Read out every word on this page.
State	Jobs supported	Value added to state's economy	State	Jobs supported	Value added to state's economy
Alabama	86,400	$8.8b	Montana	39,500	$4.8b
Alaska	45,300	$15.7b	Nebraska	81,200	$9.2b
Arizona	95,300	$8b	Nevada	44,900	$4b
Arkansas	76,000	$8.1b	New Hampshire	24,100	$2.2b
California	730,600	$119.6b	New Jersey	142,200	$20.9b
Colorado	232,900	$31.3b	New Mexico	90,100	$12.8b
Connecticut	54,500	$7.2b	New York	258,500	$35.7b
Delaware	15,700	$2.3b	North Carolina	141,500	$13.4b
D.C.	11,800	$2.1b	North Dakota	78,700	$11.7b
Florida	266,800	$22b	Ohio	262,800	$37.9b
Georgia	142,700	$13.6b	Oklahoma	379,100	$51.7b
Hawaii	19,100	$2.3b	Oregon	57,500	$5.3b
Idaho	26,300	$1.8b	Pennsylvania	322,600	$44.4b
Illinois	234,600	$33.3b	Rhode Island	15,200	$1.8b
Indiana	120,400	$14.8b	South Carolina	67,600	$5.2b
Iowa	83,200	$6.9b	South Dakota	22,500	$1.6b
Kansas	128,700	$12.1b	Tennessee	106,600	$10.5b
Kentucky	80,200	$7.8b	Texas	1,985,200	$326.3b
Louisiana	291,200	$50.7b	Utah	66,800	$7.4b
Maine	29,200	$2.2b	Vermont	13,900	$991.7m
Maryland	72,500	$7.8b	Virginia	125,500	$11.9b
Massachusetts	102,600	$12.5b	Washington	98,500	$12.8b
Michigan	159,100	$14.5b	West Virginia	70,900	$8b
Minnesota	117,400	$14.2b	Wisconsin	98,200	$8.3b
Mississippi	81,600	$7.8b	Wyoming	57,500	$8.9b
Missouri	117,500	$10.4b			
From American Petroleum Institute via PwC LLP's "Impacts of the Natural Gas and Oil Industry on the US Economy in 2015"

++++++++++++++++++++

◆ Exercise requirements ◆
Only a number is needed: how many lines of the material above contain "Dakota"?

◆ Written response ◆
2